[Records excerpted from a collection]
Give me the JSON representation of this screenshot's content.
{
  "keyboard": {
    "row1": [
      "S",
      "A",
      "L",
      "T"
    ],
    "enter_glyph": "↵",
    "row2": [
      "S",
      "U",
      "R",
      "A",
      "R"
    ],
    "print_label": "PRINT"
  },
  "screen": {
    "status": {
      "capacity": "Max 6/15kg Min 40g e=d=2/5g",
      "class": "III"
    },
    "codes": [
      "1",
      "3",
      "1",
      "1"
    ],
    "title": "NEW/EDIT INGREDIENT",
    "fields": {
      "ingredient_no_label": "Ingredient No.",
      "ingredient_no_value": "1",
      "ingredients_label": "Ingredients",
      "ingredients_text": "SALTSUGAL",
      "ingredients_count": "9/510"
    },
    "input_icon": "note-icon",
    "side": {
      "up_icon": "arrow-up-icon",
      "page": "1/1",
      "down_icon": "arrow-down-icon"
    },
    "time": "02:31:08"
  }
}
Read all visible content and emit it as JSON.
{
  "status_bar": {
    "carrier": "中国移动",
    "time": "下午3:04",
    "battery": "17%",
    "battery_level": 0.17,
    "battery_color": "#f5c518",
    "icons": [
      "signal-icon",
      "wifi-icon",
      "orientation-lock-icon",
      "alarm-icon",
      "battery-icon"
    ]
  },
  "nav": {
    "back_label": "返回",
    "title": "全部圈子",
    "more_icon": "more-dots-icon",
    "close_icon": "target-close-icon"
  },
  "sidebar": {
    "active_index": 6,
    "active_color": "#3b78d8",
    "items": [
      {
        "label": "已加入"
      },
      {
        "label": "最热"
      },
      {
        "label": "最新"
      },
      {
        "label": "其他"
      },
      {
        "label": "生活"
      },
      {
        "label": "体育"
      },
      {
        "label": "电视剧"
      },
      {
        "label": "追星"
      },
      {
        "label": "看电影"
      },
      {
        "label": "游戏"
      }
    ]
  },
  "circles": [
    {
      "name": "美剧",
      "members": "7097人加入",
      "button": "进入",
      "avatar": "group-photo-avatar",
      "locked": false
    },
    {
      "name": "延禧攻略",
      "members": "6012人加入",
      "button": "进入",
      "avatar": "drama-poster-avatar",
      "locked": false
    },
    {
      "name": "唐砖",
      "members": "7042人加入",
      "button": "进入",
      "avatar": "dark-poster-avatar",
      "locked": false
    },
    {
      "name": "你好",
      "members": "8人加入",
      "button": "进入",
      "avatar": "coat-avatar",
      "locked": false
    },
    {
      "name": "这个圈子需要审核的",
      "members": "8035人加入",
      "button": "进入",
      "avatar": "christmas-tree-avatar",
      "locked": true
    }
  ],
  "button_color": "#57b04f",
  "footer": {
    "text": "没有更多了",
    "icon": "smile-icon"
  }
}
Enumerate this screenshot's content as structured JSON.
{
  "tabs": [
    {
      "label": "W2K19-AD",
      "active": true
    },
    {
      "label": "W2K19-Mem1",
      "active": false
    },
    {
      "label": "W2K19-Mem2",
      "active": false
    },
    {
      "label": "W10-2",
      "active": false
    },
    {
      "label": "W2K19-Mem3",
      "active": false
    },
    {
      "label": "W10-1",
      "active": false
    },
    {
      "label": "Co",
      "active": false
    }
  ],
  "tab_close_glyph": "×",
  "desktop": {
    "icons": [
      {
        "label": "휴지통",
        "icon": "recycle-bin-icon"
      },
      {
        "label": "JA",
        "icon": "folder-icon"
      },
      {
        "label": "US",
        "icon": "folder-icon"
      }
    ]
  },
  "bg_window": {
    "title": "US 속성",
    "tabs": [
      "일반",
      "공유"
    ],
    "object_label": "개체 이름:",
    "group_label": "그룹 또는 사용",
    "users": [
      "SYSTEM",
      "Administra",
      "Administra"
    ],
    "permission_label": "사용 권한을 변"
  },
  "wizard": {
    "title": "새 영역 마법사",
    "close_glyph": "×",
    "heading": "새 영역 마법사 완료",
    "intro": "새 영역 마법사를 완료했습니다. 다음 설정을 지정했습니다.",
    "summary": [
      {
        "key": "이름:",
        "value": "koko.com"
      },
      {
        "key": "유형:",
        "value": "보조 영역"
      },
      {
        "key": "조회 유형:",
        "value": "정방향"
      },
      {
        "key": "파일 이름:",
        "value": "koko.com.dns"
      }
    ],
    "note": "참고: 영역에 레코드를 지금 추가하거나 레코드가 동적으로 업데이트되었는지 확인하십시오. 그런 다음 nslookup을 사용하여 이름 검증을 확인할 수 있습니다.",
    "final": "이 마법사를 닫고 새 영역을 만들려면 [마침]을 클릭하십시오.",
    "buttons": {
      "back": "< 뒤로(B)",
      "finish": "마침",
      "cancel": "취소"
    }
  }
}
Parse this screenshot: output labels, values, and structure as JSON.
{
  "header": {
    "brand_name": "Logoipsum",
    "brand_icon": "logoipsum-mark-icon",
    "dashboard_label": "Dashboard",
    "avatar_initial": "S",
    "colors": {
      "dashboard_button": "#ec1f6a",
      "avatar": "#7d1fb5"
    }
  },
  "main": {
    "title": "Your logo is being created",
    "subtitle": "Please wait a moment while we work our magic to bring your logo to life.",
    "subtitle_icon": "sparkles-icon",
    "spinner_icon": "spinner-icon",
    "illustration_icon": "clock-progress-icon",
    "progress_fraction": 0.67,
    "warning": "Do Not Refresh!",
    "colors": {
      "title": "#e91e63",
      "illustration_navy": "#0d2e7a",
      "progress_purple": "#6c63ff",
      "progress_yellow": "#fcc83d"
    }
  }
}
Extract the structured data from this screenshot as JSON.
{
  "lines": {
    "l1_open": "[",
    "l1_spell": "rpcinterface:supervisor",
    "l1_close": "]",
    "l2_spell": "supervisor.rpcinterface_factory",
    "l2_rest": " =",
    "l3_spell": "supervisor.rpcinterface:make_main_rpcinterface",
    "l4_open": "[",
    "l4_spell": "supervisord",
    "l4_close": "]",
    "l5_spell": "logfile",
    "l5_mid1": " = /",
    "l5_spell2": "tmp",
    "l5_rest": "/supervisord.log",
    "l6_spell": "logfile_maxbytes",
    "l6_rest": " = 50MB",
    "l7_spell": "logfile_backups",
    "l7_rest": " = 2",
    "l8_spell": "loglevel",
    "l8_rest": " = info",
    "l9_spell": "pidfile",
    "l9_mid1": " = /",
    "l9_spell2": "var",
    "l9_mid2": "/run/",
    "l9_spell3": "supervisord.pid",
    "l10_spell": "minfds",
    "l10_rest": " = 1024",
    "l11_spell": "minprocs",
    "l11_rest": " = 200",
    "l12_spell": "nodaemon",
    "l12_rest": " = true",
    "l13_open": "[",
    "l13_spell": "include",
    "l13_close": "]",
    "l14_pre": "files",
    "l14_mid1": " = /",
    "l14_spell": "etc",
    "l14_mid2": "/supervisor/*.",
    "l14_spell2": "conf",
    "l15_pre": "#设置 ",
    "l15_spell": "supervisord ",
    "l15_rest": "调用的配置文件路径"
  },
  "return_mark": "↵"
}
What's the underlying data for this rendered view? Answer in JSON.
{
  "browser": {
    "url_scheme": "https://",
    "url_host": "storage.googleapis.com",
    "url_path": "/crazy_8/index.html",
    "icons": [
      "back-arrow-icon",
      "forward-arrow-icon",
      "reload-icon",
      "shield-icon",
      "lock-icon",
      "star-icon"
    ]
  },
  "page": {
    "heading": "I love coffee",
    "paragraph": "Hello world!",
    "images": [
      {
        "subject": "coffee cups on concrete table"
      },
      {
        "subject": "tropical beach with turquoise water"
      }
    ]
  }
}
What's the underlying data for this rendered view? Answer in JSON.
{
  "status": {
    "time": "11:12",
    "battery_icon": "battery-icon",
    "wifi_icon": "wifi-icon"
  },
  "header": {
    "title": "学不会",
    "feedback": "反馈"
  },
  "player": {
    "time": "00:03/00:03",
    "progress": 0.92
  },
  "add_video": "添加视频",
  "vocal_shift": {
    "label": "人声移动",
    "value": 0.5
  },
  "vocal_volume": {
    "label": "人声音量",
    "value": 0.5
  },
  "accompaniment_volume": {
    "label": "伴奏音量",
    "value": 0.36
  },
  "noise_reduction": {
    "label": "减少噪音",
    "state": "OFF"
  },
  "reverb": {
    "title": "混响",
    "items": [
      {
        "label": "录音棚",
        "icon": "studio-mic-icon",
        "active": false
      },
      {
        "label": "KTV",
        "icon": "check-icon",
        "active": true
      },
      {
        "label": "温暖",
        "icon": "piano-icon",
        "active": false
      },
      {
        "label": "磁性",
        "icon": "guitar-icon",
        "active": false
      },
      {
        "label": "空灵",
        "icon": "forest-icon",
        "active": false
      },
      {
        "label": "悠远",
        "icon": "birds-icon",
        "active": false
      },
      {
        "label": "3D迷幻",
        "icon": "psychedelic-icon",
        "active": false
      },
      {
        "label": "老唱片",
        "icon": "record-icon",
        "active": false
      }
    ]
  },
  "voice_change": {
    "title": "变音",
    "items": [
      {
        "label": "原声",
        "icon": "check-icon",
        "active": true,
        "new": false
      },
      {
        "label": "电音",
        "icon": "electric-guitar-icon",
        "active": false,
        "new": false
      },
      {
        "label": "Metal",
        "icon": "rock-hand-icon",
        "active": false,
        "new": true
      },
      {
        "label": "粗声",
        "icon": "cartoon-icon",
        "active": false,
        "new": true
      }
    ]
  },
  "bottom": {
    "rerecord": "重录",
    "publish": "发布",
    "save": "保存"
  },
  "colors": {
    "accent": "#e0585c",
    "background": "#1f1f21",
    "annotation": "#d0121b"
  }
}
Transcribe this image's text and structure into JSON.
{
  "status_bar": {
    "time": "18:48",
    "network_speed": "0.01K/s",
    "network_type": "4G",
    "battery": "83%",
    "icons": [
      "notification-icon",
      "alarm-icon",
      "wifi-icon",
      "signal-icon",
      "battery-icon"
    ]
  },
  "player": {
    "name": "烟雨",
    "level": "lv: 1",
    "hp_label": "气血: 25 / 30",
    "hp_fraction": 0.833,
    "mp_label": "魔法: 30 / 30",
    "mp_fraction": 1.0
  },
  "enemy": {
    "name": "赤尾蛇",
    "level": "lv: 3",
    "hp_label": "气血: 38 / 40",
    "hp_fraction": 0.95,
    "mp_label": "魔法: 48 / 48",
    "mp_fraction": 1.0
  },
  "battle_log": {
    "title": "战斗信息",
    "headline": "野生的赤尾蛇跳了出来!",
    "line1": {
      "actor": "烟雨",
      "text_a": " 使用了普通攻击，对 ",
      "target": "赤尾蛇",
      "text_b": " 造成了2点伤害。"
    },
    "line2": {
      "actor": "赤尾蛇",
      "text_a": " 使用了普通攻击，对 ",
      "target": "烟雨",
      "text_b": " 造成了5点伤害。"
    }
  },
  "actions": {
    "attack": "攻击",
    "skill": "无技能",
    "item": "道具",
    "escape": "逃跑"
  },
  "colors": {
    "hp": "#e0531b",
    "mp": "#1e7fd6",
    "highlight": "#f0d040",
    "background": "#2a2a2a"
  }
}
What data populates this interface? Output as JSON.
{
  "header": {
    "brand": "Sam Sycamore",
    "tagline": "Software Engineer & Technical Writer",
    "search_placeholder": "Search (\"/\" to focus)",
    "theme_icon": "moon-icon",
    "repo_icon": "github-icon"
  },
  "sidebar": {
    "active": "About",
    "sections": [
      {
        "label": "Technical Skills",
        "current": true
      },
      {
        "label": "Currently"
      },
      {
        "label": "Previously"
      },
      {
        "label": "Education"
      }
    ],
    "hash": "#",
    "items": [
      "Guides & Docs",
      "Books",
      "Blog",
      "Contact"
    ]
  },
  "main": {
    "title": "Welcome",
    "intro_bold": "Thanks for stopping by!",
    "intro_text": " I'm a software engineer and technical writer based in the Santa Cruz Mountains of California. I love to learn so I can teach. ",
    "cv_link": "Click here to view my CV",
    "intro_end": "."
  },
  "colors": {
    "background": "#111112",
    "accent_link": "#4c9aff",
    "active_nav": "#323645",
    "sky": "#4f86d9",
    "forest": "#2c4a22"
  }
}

__GIVEN INSTRUCTION__.
Using the entries above, return each line that includes the word "content".

__FULL ANSWER__.
Give me the JSON representation of this screenshot's content.
Read all visible content and emit it as JSON.
Enumerate this screenshot's content as structured JSON.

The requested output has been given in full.